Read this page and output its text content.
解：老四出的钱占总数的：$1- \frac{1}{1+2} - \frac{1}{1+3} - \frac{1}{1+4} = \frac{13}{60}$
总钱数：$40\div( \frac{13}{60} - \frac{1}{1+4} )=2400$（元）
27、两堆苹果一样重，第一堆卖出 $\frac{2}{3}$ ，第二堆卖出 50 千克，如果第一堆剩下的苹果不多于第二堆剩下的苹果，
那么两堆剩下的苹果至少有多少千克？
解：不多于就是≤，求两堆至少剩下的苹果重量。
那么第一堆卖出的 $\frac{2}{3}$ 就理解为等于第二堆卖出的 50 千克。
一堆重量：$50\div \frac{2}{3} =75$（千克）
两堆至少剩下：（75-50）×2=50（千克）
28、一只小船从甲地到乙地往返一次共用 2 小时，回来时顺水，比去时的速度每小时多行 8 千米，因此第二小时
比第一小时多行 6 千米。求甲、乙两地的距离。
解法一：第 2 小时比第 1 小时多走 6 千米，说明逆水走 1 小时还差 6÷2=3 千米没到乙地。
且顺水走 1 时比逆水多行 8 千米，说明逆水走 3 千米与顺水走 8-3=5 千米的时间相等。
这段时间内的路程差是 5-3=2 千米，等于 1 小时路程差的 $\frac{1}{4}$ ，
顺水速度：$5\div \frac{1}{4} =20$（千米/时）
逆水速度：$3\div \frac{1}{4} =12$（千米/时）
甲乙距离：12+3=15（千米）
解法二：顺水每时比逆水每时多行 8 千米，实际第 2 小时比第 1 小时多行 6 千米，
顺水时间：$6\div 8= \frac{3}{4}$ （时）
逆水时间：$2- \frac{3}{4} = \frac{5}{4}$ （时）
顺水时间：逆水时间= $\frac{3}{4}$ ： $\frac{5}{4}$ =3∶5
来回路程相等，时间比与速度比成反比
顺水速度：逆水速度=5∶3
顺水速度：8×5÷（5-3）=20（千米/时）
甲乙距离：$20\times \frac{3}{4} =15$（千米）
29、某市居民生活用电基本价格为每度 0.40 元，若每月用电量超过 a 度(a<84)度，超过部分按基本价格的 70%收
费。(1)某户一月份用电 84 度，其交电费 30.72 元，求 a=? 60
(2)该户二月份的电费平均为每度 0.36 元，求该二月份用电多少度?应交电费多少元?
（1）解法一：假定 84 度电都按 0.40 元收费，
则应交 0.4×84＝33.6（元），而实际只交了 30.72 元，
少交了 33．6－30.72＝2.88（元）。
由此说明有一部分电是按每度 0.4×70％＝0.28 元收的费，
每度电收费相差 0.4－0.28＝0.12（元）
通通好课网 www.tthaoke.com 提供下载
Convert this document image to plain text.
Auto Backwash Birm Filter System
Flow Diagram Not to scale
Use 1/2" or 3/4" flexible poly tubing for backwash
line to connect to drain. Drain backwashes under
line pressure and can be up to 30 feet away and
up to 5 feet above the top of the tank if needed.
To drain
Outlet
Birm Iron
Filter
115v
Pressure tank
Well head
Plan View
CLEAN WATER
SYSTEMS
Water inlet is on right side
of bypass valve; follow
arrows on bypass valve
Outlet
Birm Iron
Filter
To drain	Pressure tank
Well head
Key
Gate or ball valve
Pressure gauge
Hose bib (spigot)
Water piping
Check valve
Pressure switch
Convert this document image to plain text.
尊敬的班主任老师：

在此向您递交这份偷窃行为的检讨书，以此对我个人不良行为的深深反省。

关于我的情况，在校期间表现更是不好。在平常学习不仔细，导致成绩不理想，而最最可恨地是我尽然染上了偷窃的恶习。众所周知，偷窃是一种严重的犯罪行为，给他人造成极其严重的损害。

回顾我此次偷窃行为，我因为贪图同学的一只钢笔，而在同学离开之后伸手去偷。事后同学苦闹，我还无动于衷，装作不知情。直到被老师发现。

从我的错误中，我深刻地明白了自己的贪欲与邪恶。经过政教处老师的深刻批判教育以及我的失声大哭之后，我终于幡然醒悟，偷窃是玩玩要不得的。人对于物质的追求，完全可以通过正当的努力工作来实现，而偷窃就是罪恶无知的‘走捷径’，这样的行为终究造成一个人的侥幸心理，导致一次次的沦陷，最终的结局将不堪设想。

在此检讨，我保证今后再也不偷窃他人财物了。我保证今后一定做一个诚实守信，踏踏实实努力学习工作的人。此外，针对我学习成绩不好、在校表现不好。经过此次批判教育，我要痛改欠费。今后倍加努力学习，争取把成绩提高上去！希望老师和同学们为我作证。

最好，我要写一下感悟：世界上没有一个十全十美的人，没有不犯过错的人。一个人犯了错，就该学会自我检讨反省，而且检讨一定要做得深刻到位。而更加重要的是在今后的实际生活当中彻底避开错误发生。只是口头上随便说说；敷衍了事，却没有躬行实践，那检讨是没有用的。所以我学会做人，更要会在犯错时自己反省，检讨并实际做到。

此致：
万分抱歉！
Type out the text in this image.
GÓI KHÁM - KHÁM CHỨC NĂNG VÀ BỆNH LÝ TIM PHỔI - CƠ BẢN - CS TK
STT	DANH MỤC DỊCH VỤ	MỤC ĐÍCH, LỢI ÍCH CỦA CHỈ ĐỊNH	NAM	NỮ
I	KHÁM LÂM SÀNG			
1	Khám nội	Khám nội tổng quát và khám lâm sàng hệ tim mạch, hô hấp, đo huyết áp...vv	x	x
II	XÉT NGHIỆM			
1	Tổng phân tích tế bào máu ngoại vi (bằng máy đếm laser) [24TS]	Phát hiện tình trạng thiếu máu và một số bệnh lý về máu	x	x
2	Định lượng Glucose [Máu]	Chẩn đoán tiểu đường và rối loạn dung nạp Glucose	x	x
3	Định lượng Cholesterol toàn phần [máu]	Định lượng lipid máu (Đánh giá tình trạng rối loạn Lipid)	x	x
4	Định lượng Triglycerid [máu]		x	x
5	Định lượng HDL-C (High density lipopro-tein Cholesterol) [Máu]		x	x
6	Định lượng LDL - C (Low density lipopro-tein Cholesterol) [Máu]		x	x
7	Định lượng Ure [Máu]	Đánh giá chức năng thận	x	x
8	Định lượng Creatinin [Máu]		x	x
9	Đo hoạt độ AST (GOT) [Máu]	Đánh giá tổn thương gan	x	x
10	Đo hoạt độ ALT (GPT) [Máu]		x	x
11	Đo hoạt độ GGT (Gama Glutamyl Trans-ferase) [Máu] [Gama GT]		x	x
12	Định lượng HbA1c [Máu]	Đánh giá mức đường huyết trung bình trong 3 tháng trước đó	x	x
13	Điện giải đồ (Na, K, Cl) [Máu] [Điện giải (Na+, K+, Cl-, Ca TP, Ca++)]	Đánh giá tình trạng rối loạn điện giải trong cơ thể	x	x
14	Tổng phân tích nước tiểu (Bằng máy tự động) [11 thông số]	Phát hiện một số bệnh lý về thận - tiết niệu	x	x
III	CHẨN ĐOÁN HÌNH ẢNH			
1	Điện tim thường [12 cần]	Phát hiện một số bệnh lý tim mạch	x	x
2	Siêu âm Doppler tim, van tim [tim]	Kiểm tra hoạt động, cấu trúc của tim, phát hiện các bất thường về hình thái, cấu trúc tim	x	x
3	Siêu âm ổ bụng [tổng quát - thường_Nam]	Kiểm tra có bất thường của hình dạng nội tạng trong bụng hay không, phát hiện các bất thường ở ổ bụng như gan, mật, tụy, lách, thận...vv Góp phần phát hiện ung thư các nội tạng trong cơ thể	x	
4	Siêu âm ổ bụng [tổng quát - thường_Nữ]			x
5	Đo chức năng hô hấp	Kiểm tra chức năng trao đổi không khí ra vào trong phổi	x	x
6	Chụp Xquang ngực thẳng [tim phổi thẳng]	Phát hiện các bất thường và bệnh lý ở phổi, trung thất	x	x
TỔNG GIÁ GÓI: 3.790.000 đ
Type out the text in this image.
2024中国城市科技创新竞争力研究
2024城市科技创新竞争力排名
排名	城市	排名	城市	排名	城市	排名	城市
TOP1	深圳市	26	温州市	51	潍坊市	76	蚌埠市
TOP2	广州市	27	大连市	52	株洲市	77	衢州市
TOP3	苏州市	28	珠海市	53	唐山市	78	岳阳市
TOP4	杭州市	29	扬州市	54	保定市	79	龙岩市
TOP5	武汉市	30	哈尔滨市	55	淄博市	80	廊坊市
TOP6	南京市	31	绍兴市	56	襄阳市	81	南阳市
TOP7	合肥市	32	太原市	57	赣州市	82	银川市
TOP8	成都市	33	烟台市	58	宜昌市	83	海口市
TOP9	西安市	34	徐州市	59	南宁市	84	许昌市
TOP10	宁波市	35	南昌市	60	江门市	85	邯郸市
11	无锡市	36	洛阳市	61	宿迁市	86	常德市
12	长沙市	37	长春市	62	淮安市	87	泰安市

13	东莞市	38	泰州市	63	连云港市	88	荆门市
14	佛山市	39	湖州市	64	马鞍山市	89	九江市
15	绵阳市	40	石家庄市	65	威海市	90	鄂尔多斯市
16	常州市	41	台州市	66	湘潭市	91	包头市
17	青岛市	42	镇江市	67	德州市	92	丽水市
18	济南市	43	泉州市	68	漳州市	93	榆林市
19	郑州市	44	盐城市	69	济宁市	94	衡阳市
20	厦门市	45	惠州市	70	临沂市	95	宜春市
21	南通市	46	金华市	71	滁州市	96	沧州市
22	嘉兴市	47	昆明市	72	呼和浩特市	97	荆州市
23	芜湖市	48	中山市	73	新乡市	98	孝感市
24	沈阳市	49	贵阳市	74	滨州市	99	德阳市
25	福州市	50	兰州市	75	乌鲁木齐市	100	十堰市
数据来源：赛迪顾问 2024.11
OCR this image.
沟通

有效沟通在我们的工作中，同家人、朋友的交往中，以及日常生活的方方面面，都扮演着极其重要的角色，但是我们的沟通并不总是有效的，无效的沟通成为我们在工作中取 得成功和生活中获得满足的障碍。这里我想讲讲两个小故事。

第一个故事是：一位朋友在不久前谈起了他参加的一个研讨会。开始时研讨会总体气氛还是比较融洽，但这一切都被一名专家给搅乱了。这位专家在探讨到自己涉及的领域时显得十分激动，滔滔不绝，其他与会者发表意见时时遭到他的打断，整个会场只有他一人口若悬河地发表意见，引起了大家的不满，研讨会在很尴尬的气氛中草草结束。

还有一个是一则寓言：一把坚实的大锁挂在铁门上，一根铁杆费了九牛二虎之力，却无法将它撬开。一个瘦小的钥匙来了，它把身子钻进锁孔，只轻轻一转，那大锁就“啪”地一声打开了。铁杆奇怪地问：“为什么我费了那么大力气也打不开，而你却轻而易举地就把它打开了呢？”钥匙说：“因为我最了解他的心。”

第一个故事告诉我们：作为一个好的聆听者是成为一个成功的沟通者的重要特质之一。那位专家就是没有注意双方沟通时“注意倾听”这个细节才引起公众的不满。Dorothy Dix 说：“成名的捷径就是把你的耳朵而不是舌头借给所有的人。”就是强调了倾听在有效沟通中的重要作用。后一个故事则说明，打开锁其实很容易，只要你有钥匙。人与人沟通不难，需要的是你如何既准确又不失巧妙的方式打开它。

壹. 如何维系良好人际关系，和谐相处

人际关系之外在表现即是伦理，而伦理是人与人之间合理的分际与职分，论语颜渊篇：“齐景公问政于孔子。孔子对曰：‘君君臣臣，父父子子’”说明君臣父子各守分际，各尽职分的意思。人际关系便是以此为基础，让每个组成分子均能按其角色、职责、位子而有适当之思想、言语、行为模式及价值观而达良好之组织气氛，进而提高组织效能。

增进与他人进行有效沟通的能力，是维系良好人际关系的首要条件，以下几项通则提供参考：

========================

## Your objective
Count the lines that include the word "tein" and state the result as a bare number.

## Result for this exercise
2